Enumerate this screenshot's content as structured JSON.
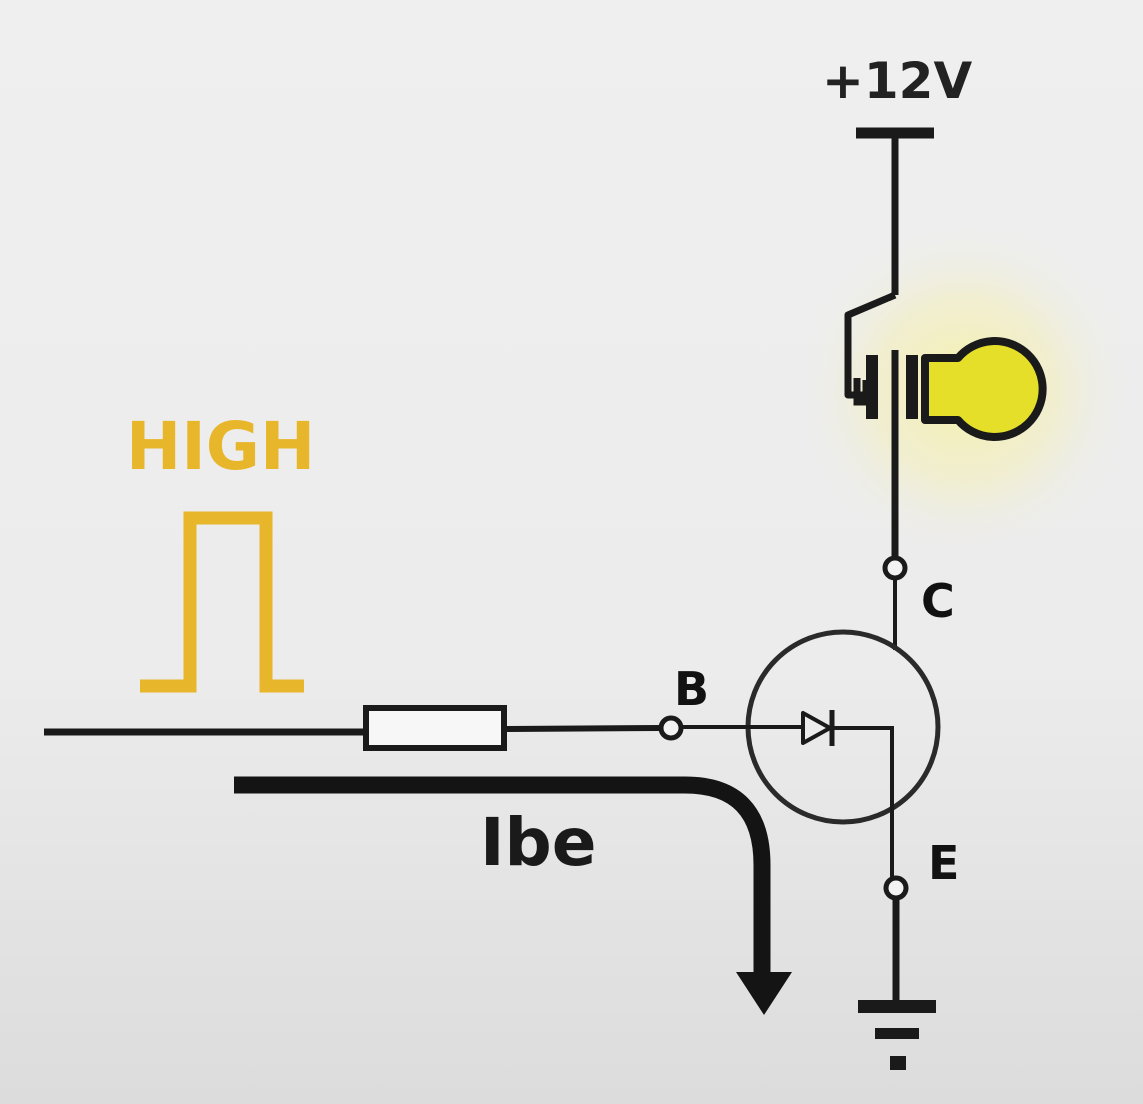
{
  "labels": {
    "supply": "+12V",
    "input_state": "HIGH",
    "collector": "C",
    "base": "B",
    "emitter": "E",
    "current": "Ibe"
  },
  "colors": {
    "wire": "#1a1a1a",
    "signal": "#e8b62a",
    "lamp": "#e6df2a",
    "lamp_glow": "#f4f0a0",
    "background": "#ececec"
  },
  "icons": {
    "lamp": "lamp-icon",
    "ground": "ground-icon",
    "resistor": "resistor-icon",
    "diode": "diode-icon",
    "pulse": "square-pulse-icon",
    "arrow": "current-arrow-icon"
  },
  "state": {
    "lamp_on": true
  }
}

--- --- ---

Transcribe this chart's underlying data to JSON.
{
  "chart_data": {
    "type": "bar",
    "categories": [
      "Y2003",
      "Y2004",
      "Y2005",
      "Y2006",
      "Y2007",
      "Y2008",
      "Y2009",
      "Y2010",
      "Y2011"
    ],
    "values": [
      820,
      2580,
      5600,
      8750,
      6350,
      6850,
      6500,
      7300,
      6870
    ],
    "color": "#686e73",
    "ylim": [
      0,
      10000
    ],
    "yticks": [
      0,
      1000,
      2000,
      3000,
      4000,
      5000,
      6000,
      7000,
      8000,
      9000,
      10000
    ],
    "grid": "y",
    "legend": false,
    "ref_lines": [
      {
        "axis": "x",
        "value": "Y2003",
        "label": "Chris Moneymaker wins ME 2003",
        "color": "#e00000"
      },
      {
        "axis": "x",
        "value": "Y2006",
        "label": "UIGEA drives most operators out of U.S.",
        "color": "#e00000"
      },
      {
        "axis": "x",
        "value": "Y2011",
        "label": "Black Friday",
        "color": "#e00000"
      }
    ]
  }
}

--- --- ---

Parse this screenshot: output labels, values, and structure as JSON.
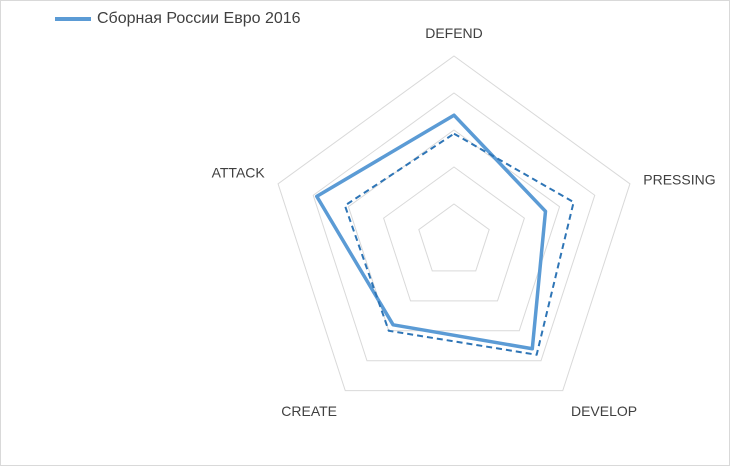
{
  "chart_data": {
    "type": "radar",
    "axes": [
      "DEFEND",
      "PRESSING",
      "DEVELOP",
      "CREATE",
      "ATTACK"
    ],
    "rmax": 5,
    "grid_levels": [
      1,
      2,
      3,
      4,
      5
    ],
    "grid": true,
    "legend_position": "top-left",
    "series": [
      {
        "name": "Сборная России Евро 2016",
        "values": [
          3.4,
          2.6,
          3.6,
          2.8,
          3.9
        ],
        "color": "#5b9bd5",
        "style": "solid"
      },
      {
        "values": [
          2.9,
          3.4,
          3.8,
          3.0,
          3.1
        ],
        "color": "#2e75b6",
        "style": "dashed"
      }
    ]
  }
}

--- --- ---

Work instructions: Write out each line of the data that holds the string "screenshot".

Solution for this task:
Enumerate this screenshot's content as structured JSON.
Parse this screenshot: output labels, values, and structure as JSON.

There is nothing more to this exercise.